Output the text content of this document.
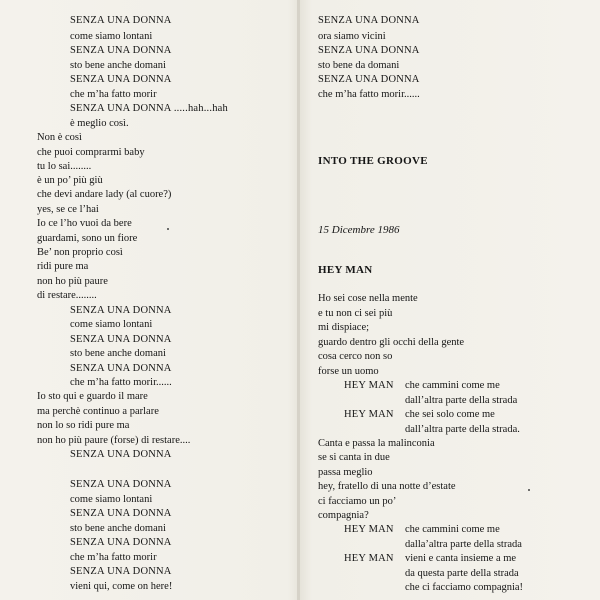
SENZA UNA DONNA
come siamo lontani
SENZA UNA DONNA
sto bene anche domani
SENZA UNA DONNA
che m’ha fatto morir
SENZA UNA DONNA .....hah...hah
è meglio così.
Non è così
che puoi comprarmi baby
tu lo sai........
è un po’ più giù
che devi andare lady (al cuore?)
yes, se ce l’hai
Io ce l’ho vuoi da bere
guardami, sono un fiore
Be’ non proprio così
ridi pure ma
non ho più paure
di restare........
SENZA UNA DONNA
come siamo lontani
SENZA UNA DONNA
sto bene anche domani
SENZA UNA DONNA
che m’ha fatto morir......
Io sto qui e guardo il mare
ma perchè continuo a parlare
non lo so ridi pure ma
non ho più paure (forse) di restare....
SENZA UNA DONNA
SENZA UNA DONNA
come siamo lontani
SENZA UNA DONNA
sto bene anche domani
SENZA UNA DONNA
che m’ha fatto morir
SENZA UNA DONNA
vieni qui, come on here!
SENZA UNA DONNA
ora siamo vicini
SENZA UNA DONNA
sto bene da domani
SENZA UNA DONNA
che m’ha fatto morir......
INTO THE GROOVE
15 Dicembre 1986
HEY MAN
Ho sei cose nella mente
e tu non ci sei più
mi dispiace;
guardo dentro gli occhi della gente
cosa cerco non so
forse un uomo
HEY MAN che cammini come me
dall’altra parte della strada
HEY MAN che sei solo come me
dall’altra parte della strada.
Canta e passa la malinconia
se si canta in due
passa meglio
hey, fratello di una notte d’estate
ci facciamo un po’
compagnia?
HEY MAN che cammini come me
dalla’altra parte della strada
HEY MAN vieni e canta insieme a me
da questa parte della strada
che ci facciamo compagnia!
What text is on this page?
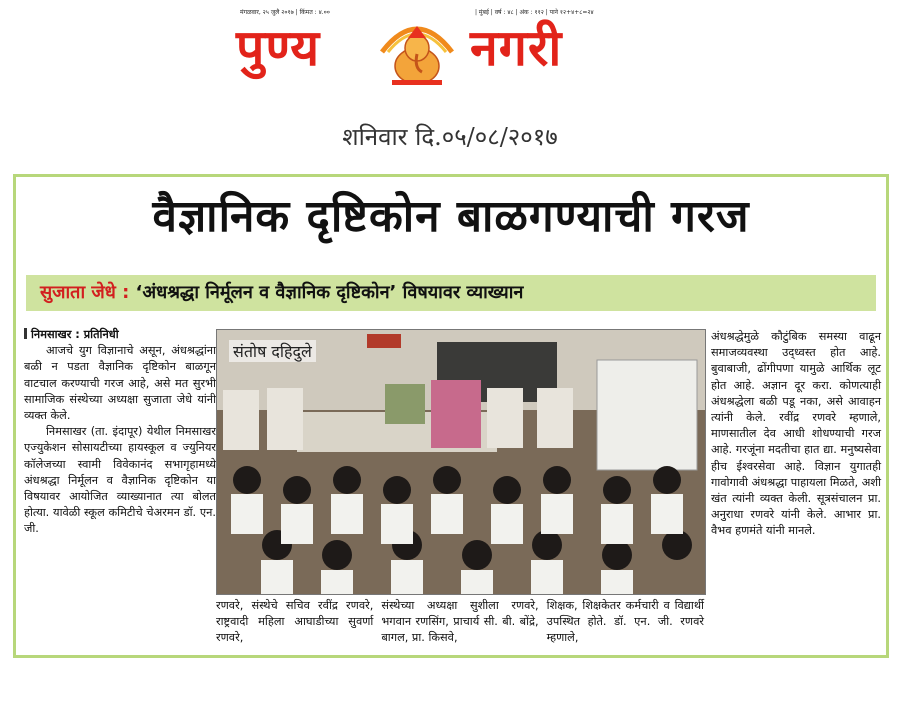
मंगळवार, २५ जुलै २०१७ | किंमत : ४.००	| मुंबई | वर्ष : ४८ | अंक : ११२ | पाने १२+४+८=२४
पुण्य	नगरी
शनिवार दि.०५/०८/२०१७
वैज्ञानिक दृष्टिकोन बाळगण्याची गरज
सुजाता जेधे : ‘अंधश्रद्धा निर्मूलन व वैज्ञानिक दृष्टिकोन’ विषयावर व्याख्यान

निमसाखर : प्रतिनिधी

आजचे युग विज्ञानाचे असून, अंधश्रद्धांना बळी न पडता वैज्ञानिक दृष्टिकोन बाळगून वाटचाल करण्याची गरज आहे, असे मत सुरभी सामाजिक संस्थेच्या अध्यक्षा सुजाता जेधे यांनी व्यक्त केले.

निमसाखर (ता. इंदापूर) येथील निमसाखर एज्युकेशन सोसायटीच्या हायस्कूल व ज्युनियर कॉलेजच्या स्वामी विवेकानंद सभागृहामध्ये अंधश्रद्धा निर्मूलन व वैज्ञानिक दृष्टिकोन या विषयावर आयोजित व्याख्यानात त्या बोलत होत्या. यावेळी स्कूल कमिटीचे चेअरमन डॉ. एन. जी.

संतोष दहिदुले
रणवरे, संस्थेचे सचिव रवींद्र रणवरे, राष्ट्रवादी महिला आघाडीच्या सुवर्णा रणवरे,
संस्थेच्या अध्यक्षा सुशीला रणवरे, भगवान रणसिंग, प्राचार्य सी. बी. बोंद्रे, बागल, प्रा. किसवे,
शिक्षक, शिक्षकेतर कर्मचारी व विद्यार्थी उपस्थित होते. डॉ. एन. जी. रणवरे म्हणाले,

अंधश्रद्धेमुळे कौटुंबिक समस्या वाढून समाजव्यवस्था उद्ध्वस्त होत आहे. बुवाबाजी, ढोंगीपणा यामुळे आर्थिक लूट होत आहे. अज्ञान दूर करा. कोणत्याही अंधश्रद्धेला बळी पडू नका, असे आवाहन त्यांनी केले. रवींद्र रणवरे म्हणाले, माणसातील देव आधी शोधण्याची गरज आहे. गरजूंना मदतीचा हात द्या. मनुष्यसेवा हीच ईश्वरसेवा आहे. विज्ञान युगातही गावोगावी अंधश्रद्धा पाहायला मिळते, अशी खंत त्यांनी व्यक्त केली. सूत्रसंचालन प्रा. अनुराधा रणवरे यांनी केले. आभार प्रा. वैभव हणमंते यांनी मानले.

→ EXERCISE REQUIREMENTS
In the entries above, find each line with the word "रणवर" and show it.

→ WRITTEN SOLUTION
रणवरे, संस्थेचे सचिव रवींद्र रणवरे, राष्ट्रवादी महिला आघाडीच्या सुवर्णा रणवरे,
संस्थेच्या अध्यक्षा सुशीला रणवरे, भगवान रणसिंग, प्राचार्य सी. बी. बोंद्रे, बागल, प्रा. किसवे,
शिक्षक, शिक्षकेतर कर्मचारी व विद्यार्थी उपस्थित होते. डॉ. एन. जी. रणवरे म्हणाले,
अंधश्रद्धेमुळे कौटुंबिक समस्या वाढून समाजव्यवस्था उद्ध्वस्त होत आहे. बुवाबाजी, ढोंगीपणा यामुळे आर्थिक लूट होत आहे. अज्ञान दूर करा. कोणत्याही अंधश्रद्धेला बळी पडू नका, असे आवाहन त्यांनी केले. रवींद्र रणवरे म्हणाले, माणसातील देव आधी शोधण्याची गरज आहे. गरजूंना मदतीचा हात द्या. मनुष्यसेवा हीच ईश्वरसेवा आहे. विज्ञान युगातही गावोगावी अंधश्रद्धा पाहायला मिळते, अशी खंत त्यांनी व्यक्त केली. सूत्रसंचालन प्रा. अनुराधा रणवरे यांनी केले. आभार प्रा. वैभव हणमंते यांनी मानले.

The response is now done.